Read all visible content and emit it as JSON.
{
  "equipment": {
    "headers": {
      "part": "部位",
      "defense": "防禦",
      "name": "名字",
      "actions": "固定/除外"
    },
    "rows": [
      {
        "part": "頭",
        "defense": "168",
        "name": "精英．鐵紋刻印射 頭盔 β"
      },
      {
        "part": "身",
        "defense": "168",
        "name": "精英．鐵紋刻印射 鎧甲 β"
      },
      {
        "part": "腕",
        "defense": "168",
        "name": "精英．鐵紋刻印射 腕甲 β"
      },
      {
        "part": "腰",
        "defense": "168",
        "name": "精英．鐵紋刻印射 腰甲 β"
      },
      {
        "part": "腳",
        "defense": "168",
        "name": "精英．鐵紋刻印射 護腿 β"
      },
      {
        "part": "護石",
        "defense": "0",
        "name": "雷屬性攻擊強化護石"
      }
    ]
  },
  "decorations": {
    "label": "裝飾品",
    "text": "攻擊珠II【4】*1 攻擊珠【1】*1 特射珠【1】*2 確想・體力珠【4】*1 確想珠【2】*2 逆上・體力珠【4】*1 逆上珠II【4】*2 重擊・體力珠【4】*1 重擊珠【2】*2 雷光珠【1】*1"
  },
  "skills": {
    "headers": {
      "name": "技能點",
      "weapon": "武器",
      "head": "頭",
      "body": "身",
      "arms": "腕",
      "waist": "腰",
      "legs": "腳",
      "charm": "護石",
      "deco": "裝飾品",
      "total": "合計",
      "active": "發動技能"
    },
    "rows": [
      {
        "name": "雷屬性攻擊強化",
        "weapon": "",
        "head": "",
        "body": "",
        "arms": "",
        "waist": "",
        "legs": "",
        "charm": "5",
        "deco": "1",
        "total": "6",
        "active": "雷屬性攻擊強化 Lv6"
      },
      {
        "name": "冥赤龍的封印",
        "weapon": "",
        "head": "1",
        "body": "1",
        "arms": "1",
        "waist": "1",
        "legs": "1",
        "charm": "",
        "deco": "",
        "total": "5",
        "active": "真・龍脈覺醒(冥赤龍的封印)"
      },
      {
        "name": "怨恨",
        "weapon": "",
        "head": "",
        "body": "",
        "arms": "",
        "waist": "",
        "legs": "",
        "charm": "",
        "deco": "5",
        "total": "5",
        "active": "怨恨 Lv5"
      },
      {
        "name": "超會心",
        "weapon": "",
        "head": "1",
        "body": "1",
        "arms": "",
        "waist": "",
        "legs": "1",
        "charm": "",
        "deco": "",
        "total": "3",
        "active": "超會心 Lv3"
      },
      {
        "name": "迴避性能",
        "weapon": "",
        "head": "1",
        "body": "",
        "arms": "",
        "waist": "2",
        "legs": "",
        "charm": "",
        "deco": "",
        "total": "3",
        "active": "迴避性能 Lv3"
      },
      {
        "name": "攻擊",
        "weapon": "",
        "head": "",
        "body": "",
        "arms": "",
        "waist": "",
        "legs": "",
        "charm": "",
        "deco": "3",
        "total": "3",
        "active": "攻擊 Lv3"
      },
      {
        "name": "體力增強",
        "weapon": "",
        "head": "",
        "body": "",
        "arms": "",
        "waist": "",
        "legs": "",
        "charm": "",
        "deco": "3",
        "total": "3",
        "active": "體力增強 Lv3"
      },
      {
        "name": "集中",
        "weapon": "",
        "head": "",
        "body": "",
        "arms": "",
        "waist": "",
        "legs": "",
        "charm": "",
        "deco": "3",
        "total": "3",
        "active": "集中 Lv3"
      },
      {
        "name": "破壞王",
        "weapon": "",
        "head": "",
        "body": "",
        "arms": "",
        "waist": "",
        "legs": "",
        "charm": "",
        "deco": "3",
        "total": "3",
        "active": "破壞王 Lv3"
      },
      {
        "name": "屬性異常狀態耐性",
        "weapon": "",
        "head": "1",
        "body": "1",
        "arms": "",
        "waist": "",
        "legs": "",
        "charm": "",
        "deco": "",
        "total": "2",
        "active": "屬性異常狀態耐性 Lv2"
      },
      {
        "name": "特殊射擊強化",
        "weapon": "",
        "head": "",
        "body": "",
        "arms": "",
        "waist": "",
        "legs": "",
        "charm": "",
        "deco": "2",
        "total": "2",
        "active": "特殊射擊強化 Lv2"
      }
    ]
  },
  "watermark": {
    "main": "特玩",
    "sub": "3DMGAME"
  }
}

──────────

Task description:
Repeat each of the entries above precisely as given.

Response to the task:
Read all visible content and emit it as JSON.
{
  "equipment": {
    "headers": {
      "part": "部位",
      "defense": "防禦",
      "name": "名字",
      "actions": "固定/除外"
    },
    "rows": [
      {
        "part": "頭",
        "defense": "168",
        "name": "精英．鐵紋刻印射 頭盔 β"
      },
      {
        "part": "身",
        "defense": "168",
        "name": "精英．鐵紋刻印射 鎧甲 β"
      },
      {
        "part": "腕",
        "defense": "168",
        "name": "精英．鐵紋刻印射 腕甲 β"
      },
      {
        "part": "腰",
        "defense": "168",
        "name": "精英．鐵紋刻印射 腰甲 β"
      },
      {
        "part": "腳",
        "defense": "168",
        "name": "精英．鐵紋刻印射 護腿 β"
      },
      {
        "part": "護石",
        "defense": "0",
        "name": "雷屬性攻擊強化護石"
      }
    ]
  },
  "decorations": {
    "label": "裝飾品",
    "text": "攻擊珠II【4】*1 攻擊珠【1】*1 特射珠【1】*2 確想・體力珠【4】*1 確想珠【2】*2 逆上・體力珠【4】*1 逆上珠II【4】*2 重擊・體力珠【4】*1 重擊珠【2】*2 雷光珠【1】*1"
  },
  "skills": {
    "headers": {
      "name": "技能點",
      "weapon": "武器",
      "head": "頭",
      "body": "身",
      "arms": "腕",
      "waist": "腰",
      "legs": "腳",
      "charm": "護石",
      "deco": "裝飾品",
      "total": "合計",
      "active": "發動技能"
    },
    "rows": [
      {
        "name": "雷屬性攻擊強化",
        "weapon": "",
        "head": "",
        "body": "",
        "arms": "",
        "waist": "",
        "legs": "",
        "charm": "5",
        "deco": "1",
        "total": "6",
        "active": "雷屬性攻擊強化 Lv6"
      },
      {
        "name": "冥赤龍的封印",
        "weapon": "",
        "head": "1",
        "body": "1",
        "arms": "1",
        "waist": "1",
        "legs": "1",
        "charm": "",
        "deco": "",
        "total": "5",
        "active": "真・龍脈覺醒(冥赤龍的封印)"
      },
      {
        "name": "怨恨",
        "weapon": "",
        "head": "",
        "body": "",
        "arms": "",
        "waist": "",
        "legs": "",
        "charm": "",
        "deco": "5",
        "total": "5",
        "active": "怨恨 Lv5"
      },
      {
        "name": "超會心",
        "weapon": "",
        "head": "1",
        "body": "1",
        "arms": "",
        "waist": "",
        "legs": "1",
        "charm": "",
        "deco": "",
        "total": "3",
        "active": "超會心 Lv3"
      },
      {
        "name": "迴避性能",
        "weapon": "",
        "head": "1",
        "body": "",
        "arms": "",
        "waist": "2",
        "legs": "",
        "charm": "",
        "deco": "",
        "total": "3",
        "active": "迴避性能 Lv3"
      },
      {
        "name": "攻擊",
        "weapon": "",
        "head": "",
        "body": "",
        "arms": "",
        "waist": "",
        "legs": "",
        "charm": "",
        "deco": "3",
        "total": "3",
        "active": "攻擊 Lv3"
      },
      {
        "name": "體力增強",
        "weapon": "",
        "head": "",
        "body": "",
        "arms": "",
        "waist": "",
        "legs": "",
        "charm": "",
        "deco": "3",
        "total": "3",
        "active": "體力增強 Lv3"
      },
      {
        "name": "集中",
        "weapon": "",
        "head": "",
        "body": "",
        "arms": "",
        "waist": "",
        "legs": "",
        "charm": "",
        "deco": "3",
        "total": "3",
        "active": "集中 Lv3"
      },
      {
        "name": "破壞王",
        "weapon": "",
        "head": "",
        "body": "",
        "arms": "",
        "waist": "",
        "legs": "",
        "charm": "",
        "deco": "3",
        "total": "3",
        "active": "破壞王 Lv3"
      },
      {
        "name": "屬性異常狀態耐性",
        "weapon": "",
        "head": "1",
        "body": "1",
        "arms": "",
        "waist": "",
        "legs": "",
        "charm": "",
        "deco": "",
        "total": "2",
        "active": "屬性異常狀態耐性 Lv2"
      },
      {
        "name": "特殊射擊強化",
        "weapon": "",
        "head": "",
        "body": "",
        "arms": "",
        "waist": "",
        "legs": "",
        "charm": "",
        "deco": "2",
        "total": "2",
        "active": "特殊射擊強化 Lv2"
      }
    ]
  },
  "watermark": {
    "main": "特玩",
    "sub": "3DMGAME"
  }
}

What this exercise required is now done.